_RAW RECORDS_.

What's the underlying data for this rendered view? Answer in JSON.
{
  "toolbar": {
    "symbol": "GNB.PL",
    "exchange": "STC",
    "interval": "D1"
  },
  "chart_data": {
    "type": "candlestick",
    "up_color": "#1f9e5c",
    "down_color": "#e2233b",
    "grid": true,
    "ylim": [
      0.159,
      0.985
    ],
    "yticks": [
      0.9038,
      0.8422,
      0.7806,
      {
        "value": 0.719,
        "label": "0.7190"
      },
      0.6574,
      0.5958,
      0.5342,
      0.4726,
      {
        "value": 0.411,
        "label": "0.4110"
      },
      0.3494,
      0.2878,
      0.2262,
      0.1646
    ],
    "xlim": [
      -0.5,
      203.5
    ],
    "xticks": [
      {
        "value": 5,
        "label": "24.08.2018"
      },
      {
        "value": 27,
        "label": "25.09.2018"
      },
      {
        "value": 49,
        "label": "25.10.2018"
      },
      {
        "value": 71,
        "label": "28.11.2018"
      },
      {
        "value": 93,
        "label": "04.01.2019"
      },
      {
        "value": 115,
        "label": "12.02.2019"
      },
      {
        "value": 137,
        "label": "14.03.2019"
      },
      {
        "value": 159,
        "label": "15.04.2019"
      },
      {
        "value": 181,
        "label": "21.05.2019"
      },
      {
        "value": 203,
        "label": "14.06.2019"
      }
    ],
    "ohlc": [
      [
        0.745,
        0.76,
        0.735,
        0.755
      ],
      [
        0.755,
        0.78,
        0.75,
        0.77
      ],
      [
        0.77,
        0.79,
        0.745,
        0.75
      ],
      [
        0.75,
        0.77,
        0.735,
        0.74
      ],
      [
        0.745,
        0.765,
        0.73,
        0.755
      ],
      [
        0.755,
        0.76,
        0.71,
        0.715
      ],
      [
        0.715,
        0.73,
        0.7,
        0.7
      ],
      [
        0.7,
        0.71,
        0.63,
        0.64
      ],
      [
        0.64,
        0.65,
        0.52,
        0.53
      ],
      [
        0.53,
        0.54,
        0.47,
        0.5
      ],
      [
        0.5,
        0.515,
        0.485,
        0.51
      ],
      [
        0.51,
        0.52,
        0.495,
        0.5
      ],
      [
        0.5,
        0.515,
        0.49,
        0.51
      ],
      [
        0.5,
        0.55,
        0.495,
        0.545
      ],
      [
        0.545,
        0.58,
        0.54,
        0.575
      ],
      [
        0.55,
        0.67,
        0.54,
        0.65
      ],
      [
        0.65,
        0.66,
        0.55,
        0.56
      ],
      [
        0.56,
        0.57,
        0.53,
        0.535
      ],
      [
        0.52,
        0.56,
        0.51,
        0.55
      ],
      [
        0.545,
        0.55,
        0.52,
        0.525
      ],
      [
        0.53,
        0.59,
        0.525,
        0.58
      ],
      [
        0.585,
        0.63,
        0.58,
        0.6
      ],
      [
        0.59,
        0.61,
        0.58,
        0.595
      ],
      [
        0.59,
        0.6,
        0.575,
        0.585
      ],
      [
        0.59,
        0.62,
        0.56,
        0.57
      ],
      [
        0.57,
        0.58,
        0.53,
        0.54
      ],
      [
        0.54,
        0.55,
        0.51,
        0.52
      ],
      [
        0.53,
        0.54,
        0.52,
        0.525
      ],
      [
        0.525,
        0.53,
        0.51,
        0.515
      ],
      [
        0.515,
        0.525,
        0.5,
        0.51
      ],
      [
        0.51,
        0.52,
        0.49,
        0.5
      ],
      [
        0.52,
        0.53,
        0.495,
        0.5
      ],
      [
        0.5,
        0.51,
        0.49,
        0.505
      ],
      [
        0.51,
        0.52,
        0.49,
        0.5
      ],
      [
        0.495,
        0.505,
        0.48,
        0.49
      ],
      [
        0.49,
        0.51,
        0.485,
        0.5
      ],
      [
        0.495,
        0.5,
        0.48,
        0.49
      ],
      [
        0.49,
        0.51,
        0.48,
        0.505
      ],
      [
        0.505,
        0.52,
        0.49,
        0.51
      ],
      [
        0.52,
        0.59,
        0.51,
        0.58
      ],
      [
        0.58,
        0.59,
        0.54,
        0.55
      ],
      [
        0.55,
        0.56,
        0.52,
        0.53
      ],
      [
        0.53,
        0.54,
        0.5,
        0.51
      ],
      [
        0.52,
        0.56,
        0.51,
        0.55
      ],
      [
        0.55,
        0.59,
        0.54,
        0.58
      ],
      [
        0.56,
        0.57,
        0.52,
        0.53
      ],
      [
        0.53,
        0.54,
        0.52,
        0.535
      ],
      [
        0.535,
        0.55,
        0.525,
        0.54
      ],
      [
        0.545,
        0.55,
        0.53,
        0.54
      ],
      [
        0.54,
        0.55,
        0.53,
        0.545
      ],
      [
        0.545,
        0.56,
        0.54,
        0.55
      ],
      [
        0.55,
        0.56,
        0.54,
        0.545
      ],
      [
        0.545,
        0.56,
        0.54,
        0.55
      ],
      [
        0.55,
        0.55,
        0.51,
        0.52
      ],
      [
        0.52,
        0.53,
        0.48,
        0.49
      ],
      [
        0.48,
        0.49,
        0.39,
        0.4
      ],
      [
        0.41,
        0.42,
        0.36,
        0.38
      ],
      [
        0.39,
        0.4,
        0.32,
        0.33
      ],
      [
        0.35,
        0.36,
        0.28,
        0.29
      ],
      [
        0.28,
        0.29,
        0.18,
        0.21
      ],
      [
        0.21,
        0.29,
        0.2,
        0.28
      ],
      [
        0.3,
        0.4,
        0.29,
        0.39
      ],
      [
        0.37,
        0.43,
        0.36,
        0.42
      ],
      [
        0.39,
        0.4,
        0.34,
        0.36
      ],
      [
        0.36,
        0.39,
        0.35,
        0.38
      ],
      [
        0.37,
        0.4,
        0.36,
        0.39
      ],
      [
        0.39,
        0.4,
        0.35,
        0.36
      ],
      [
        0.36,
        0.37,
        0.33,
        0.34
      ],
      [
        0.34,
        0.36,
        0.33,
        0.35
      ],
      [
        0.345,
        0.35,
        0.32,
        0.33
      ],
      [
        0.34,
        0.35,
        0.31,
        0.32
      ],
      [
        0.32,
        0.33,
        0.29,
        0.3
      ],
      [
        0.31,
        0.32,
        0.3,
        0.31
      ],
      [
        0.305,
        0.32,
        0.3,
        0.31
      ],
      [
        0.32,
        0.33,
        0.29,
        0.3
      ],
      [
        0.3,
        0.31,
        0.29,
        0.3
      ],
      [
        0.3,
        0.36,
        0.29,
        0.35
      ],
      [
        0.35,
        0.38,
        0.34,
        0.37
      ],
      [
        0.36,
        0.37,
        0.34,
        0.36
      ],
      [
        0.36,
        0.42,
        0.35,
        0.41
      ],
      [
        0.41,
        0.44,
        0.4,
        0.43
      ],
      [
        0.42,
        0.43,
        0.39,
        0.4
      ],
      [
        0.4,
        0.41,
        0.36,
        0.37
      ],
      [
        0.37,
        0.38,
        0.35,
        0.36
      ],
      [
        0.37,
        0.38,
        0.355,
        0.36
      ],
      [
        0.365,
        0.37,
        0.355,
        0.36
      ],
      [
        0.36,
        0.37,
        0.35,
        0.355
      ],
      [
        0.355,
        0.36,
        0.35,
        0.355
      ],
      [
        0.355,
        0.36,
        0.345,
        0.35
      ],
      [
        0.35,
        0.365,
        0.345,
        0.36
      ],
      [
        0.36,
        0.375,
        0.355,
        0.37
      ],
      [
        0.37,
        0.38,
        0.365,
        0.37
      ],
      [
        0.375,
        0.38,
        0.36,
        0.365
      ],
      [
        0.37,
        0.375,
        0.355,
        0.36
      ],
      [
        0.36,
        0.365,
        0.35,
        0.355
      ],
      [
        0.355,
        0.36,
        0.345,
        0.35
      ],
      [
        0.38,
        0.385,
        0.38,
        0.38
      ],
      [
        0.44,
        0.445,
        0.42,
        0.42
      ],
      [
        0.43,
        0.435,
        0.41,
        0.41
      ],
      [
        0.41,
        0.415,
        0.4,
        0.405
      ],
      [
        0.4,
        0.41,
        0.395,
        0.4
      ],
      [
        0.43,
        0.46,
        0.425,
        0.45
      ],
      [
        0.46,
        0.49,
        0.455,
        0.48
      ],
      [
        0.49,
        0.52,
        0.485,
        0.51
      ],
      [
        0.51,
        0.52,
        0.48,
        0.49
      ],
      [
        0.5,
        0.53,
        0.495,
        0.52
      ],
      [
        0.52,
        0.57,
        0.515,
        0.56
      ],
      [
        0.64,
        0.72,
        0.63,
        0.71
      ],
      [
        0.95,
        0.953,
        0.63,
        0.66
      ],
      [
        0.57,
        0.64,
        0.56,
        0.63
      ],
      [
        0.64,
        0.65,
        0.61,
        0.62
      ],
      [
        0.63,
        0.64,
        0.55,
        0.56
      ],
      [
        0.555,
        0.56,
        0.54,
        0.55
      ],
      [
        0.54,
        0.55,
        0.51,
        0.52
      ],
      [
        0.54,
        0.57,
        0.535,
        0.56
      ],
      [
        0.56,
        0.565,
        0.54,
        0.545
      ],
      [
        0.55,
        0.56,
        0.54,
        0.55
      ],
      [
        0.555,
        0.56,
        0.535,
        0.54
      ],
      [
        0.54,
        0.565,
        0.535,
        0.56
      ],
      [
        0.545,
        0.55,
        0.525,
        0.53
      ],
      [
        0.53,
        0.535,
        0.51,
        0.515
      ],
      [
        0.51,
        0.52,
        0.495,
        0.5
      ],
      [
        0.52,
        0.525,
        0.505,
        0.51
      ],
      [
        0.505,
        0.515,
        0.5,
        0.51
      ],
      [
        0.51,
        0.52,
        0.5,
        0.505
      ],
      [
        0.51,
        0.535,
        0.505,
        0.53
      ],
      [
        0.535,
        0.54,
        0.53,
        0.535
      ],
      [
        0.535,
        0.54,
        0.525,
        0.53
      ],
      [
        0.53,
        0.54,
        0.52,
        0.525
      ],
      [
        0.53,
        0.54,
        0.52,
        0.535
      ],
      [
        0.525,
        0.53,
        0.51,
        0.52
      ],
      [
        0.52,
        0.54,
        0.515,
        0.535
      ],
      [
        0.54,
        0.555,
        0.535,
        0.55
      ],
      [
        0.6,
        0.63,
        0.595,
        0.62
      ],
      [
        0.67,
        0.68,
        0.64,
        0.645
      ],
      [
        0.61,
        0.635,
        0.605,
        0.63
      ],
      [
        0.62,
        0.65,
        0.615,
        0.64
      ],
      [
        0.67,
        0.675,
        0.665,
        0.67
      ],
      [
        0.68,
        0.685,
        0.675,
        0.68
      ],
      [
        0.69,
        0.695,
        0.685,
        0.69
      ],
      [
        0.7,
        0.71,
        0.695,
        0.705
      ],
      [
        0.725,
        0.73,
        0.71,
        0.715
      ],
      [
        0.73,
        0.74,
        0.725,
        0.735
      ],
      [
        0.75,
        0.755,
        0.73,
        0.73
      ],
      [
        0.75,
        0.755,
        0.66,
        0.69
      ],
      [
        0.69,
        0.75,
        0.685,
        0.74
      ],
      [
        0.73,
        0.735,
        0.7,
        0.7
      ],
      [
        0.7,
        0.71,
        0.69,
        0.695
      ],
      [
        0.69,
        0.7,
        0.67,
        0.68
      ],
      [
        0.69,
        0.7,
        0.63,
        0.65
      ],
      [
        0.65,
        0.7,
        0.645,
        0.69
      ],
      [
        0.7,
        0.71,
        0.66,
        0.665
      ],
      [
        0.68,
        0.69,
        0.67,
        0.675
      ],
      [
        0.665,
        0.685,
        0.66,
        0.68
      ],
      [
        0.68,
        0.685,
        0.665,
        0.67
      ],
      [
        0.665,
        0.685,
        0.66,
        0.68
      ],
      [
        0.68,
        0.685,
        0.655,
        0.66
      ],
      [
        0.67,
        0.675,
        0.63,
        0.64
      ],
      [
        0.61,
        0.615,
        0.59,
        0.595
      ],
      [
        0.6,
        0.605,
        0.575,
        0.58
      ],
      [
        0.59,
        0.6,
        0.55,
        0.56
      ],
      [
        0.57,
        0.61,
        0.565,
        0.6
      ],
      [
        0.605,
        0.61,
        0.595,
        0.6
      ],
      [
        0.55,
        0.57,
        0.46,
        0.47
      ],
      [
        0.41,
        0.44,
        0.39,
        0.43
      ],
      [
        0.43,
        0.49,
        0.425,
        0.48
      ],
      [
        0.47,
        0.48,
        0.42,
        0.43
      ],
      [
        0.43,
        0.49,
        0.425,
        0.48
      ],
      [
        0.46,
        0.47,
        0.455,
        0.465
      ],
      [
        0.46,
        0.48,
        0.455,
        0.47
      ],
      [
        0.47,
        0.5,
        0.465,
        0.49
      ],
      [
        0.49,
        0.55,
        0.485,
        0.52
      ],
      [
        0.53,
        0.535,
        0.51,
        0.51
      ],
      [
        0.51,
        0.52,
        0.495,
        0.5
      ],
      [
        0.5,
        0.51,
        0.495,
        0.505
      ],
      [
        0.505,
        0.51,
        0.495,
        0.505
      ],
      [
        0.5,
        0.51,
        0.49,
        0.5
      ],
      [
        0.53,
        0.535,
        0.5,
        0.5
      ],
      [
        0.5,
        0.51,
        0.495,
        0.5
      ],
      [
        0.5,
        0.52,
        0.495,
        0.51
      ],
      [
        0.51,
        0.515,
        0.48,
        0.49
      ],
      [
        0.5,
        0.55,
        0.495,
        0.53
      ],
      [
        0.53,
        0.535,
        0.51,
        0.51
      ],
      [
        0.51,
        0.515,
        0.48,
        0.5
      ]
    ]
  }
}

_TO BE DONE_. Note every line above where the string "value" shows up, and copy those lines.

_CORRECT RESULT_.
        "value": 0.719,
        "value": 0.411,
        "value": 5,
        "value": 27,
        "value": 49,
        "value": 71,
        "value": 93,
        "value": 115,
        "value": 137,
        "value": 159,
        "value": 181,
        "value": 203,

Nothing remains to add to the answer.